## Task to complete
Identify, in the records below, every line where the string "LSCO" appears, and copy each such line.

--- Data for this exercise ---

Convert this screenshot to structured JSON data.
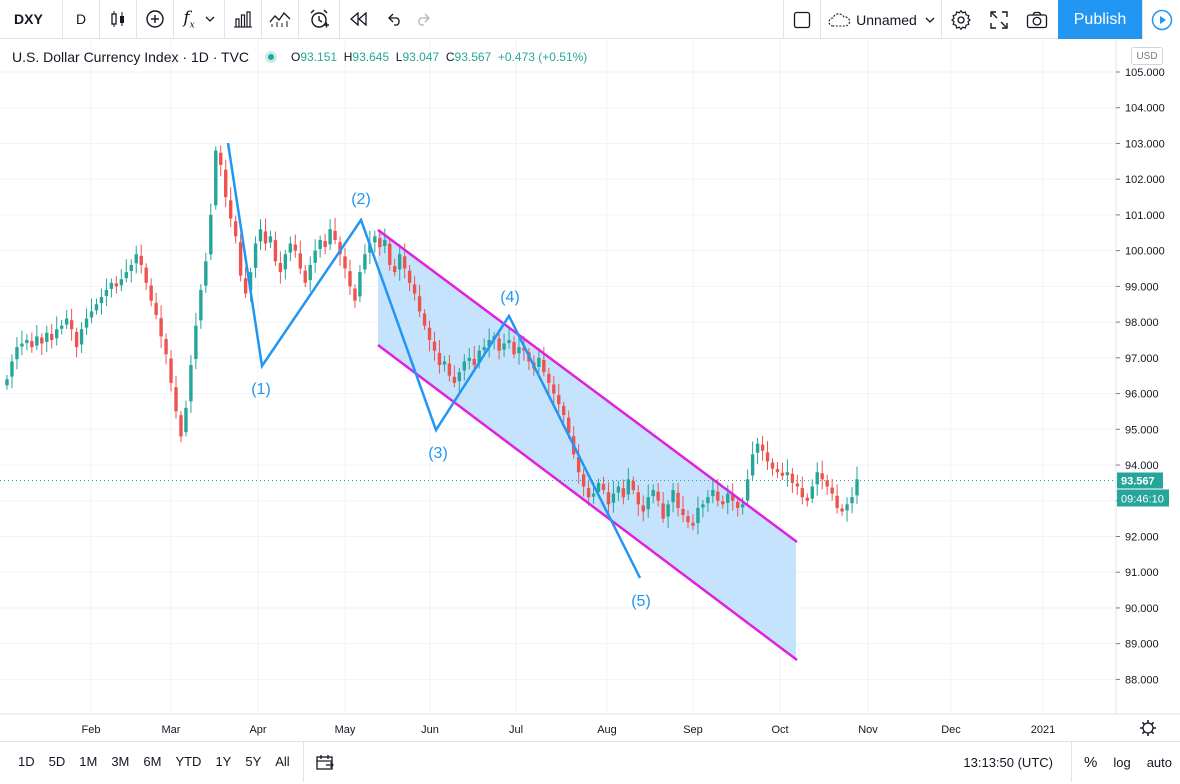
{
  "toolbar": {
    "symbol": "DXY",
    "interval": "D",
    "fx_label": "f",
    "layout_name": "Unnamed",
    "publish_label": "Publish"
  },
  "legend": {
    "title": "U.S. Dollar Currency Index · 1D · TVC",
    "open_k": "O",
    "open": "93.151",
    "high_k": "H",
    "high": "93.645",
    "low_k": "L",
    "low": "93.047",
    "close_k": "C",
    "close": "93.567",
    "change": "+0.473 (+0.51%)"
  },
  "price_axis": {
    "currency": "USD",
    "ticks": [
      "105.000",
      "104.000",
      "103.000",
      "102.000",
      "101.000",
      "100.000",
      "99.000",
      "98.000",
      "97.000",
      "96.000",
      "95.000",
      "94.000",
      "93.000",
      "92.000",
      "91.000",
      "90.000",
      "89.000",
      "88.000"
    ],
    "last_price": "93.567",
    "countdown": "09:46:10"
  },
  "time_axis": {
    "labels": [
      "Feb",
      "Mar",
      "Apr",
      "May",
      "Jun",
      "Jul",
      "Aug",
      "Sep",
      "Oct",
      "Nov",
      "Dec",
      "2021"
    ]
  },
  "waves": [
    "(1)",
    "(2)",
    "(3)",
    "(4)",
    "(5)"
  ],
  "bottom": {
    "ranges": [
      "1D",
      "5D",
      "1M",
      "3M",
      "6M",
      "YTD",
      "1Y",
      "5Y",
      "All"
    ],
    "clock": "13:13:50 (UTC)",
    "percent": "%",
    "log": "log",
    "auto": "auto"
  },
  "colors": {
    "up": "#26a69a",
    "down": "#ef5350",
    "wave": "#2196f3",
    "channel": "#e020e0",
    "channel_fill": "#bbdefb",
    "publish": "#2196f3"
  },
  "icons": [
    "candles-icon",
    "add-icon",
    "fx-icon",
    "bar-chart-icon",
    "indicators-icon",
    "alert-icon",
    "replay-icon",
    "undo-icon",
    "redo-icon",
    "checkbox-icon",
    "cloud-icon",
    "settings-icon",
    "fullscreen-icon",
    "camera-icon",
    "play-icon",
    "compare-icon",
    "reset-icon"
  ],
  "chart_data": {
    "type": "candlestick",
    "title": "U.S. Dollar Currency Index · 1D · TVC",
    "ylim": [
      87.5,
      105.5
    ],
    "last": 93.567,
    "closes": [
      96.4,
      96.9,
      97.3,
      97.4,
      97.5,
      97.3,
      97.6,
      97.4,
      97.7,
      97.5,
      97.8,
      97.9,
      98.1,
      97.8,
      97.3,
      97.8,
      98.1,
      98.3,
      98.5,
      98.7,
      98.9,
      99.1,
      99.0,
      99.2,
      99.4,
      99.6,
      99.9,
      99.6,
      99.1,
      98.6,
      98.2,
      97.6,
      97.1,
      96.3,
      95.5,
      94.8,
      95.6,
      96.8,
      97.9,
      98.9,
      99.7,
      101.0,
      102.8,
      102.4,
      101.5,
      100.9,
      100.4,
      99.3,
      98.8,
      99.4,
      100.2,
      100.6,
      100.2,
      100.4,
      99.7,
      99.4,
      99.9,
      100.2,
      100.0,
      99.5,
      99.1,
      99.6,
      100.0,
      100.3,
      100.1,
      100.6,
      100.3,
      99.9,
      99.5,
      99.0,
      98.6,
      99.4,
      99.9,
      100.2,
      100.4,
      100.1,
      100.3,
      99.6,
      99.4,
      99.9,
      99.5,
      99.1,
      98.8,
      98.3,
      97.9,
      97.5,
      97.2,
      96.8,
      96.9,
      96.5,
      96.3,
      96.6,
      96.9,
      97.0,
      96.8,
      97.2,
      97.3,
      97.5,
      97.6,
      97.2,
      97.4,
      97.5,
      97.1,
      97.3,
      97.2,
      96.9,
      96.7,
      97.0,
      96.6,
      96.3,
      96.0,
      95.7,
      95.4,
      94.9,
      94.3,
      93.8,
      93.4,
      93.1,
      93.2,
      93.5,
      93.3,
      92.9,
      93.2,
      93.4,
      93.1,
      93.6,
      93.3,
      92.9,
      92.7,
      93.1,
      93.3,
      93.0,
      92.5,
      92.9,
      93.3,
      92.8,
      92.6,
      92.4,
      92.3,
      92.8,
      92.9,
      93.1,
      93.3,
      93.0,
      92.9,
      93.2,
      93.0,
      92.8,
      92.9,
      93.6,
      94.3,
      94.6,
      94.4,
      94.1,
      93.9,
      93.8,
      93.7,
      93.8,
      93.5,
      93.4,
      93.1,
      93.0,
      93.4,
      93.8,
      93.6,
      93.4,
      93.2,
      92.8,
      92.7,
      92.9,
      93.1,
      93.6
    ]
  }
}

---
--- Data for this exercise ---

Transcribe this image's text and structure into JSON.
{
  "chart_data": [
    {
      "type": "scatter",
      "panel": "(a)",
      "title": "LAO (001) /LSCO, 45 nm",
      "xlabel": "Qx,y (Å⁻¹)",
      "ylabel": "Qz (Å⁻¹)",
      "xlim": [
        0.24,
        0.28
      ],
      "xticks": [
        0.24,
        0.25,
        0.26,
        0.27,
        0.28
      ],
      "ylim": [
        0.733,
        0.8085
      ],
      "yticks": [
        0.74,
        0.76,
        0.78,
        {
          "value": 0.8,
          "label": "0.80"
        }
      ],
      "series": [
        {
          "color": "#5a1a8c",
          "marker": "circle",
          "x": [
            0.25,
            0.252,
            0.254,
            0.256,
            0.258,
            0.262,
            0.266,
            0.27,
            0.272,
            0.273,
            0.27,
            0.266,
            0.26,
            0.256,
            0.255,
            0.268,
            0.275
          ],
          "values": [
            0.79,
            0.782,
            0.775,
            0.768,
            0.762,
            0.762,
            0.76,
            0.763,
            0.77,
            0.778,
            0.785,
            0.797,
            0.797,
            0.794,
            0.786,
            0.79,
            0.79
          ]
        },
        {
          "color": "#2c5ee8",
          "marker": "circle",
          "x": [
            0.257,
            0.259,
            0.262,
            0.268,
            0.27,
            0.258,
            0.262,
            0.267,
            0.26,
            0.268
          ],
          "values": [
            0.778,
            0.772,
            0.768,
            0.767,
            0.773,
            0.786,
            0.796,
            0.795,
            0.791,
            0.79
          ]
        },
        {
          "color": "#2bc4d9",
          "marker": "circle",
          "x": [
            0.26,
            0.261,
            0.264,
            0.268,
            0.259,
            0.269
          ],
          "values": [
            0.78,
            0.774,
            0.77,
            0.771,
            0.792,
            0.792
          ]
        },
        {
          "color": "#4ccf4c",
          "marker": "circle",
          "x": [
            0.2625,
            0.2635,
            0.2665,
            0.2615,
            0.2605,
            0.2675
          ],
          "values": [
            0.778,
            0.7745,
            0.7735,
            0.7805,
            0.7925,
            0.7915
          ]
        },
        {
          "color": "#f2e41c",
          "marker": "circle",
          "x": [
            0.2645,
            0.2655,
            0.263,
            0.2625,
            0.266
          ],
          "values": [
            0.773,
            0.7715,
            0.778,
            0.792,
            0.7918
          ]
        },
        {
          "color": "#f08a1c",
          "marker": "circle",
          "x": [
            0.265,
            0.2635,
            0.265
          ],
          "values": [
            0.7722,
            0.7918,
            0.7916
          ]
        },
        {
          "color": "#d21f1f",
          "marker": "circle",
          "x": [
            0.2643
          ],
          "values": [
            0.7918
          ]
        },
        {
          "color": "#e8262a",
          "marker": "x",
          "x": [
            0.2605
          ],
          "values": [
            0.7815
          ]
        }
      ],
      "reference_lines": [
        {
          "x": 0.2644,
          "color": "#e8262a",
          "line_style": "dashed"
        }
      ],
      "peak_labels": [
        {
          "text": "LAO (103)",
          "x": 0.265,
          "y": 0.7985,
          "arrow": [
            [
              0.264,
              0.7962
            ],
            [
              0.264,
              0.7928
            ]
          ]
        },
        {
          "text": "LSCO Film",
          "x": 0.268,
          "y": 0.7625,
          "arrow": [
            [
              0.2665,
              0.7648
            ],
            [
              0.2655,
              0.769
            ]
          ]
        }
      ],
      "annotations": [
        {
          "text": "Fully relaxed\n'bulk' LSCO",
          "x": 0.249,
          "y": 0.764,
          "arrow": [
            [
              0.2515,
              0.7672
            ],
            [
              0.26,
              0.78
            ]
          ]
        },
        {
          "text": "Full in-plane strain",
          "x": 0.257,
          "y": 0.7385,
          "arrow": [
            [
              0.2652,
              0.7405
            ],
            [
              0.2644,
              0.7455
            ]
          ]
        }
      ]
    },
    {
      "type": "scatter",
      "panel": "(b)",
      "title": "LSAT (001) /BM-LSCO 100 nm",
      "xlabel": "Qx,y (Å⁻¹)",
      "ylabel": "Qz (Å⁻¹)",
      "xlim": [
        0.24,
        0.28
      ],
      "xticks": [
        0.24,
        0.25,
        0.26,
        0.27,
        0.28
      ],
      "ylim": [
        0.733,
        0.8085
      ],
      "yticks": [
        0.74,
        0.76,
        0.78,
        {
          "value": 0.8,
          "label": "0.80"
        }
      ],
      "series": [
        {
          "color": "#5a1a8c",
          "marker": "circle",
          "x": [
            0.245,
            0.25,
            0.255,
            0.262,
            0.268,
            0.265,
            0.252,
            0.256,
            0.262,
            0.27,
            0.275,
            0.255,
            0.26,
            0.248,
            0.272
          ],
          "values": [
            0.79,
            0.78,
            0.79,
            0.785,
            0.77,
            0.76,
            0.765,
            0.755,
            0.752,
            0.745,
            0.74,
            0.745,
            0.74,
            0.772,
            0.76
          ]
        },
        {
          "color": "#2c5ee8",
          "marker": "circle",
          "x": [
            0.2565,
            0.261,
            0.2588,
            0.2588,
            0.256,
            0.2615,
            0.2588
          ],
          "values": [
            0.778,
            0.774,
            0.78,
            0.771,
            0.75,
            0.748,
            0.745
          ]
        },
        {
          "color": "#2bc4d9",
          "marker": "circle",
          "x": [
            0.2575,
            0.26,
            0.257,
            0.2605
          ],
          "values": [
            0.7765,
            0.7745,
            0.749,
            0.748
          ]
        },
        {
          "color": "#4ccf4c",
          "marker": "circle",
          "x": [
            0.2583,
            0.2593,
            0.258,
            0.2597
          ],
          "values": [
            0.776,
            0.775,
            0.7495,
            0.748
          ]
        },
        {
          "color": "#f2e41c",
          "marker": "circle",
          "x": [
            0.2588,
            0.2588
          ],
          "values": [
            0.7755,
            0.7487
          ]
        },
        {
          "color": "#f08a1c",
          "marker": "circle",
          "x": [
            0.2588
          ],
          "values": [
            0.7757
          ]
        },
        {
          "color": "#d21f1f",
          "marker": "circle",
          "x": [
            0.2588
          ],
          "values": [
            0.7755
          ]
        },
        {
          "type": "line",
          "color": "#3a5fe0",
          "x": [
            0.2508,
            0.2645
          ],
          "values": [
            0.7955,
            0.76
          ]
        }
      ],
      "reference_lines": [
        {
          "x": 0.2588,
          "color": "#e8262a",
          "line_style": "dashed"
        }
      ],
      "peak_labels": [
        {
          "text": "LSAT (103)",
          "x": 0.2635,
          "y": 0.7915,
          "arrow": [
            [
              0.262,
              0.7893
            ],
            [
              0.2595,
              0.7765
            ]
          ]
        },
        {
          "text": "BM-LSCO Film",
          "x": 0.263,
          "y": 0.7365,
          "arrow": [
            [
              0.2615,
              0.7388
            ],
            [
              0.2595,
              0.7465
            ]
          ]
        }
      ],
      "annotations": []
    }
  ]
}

---

## Task response
      "title": "LAO (001) /LSCO, 45 nm",
          "text": "LSCO Film",
          "text": "Fully relaxed\n'bulk' LSCO",
      "title": "LSAT (001) /BM-LSCO 100 nm",
          "text": "BM-LSCO Film",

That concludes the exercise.